§ **DATA FOR PROCESSING**:
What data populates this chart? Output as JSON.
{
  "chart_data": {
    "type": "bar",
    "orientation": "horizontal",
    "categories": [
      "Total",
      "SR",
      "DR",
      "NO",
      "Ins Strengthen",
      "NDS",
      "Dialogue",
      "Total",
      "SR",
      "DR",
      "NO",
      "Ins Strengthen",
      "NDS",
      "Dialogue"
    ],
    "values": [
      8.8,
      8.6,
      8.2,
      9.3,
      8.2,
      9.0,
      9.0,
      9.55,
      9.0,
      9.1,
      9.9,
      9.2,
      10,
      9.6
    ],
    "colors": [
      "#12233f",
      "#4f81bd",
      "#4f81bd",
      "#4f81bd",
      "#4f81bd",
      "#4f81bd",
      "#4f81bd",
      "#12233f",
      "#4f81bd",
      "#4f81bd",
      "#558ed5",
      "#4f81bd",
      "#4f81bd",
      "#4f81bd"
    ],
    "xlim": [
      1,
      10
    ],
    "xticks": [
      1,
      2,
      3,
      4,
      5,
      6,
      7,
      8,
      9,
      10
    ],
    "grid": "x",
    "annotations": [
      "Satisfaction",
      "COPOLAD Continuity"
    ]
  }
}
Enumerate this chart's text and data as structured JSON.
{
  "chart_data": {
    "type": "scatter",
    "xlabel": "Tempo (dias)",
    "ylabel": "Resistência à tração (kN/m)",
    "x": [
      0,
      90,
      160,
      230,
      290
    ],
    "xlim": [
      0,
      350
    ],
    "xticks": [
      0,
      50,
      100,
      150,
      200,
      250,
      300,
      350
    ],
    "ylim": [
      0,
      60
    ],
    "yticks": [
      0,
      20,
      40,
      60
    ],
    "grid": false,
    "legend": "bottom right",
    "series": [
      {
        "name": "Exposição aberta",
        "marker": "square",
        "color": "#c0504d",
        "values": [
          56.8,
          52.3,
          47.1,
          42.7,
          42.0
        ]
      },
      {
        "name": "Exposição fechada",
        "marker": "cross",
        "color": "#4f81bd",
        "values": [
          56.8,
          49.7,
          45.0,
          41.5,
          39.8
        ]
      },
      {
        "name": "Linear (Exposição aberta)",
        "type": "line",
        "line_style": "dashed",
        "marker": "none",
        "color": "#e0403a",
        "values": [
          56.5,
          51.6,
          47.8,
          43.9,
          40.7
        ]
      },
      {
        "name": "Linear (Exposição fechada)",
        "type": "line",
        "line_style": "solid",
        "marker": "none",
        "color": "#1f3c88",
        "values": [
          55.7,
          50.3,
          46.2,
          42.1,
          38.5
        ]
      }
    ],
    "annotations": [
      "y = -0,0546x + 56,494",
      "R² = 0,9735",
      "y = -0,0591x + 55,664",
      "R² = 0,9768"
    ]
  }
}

§ **TO DO**: Pick out every line holding the string "type" and return it.

§ **FINAL RESULT**:
    "type": "bar",
    "type": "scatter",
        "type": "line",
        "type": "line",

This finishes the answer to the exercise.